• **PROBLEM TO WORK ON**: The records that follow should be copied out exactly, pictures excluded.
── DATASET CONTENT
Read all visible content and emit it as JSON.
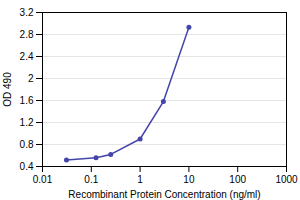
{
  "chart_data": {
    "type": "line",
    "x": [
      0.031,
      0.125,
      0.25,
      1.0,
      3.0,
      10.0
    ],
    "values": [
      0.52,
      0.56,
      0.62,
      0.9,
      1.58,
      2.93
    ],
    "xlabel": "Recombinant Protein Concentration (ng/ml)",
    "ylabel": "OD 490",
    "xlim": [
      0.01,
      1000
    ],
    "ylim": [
      0.4,
      3.2
    ],
    "xticks": [
      0.01,
      0.1,
      1,
      10,
      100,
      1000
    ],
    "yticks": [
      0.4,
      0.8,
      1.2,
      1.6,
      2,
      2.4,
      2.8,
      3.2
    ],
    "log": "x",
    "grid": "y",
    "color": "#4444aa",
    "marker": "circle"
  }
}
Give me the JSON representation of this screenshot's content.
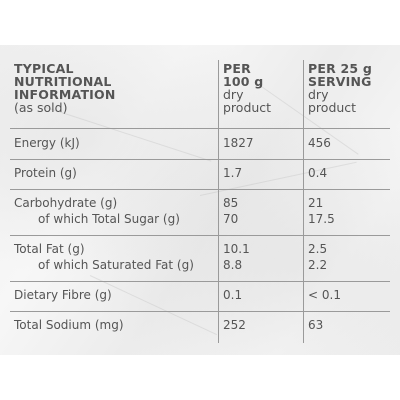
{
  "table": {
    "header": {
      "col1_bold": [
        "TYPICAL",
        "NUTRITIONAL",
        "INFORMATION"
      ],
      "col1_light": "(as sold)",
      "col2_bold": [
        "PER",
        "100 g"
      ],
      "col2_light": [
        "dry",
        "product"
      ],
      "col3_bold": [
        "PER 25 g",
        "SERVING"
      ],
      "col3_light": [
        "dry",
        "product"
      ]
    },
    "rows": [
      {
        "label": "Energy (kJ)",
        "per100": "1827",
        "perServing": "456"
      },
      {
        "label": "Protein (g)",
        "per100": "1.7",
        "perServing": "0.4"
      },
      {
        "label": "Carbohydrate (g)",
        "per100": "85",
        "perServing": "21",
        "sub_label": "of which Total Sugar (g)",
        "sub_per100": "70",
        "sub_perServing": "17.5"
      },
      {
        "label": "Total Fat (g)",
        "per100": "10.1",
        "perServing": "2.5",
        "sub_label": "of which Saturated Fat (g)",
        "sub_per100": "8.8",
        "sub_perServing": "2.2"
      },
      {
        "label": "Dietary Fibre (g)",
        "per100": "0.1",
        "perServing": "< 0.1"
      },
      {
        "label": "Total Sodium (mg)",
        "per100": "252",
        "perServing": "63"
      }
    ]
  },
  "colors": {
    "text": "#555555",
    "rule": "#9a9a9a",
    "background": "#f3f3f3"
  }
}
────
• **RESPONSE**:
Read all visible content and emit it as JSON.
{
  "chart_data": {
    "type": "line",
    "x": [
      0.031,
      0.125,
      0.25,
      1.0,
      3.0,
      10.0
    ],
    "values": [
      0.52,
      0.56,
      0.62,
      0.9,
      1.58,
      2.93
    ],
    "xlabel": "Recombinant Protein Concentration (ng/ml)",
    "ylabel": "OD 490",
    "xlim": [
      0.01,
      1000
    ],
    "ylim": [
      0.4,
      3.2
    ],
    "xticks": [
      0.01,
      0.1,
      1,
      10,
      100,
      1000
    ],
    "yticks": [
      0.4,
      0.8,
      1.2,
      1.6,
      2,
      2.4,
      2.8,
      3.2
    ],
    "log": "x",
    "grid": "y",
    "color": "#4444aa",
    "marker": "circle"
  }
}
Give me the JSON representation of this screenshot's content.
{
  "table": {
    "header": {
      "col1_bold": [
        "TYPICAL",
        "NUTRITIONAL",
        "INFORMATION"
      ],
      "col1_light": "(as sold)",
      "col2_bold": [
        "PER",
        "100 g"
      ],
      "col2_light": [
        "dry",
        "product"
      ],
      "col3_bold": [
        "PER 25 g",
        "SERVING"
      ],
      "col3_light": [
        "dry",
        "product"
      ]
    },
    "rows": [
      {
        "label": "Energy (kJ)",
        "per100": "1827",
        "perServing": "456"
      },
      {
        "label": "Protein (g)",
        "per100": "1.7",
        "perServing": "0.4"
      },
      {
        "label": "Carbohydrate (g)",
        "per100": "85",
        "perServing": "21",
        "sub_label": "of which Total Sugar (g)",
        "sub_per100": "70",
        "sub_perServing": "17.5"
      },
      {
        "label": "Total Fat (g)",
        "per100": "10.1",
        "perServing": "2.5",
        "sub_label": "of which Saturated Fat (g)",
        "sub_per100": "8.8",
        "sub_perServing": "2.2"
      },
      {
        "label": "Dietary Fibre (g)",
        "per100": "0.1",
        "perServing": "< 0.1"
      },
      {
        "label": "Total Sodium (mg)",
        "per100": "252",
        "perServing": "63"
      }
    ]
  },
  "colors": {
    "text": "#555555",
    "rule": "#9a9a9a",
    "background": "#f3f3f3"
  }
}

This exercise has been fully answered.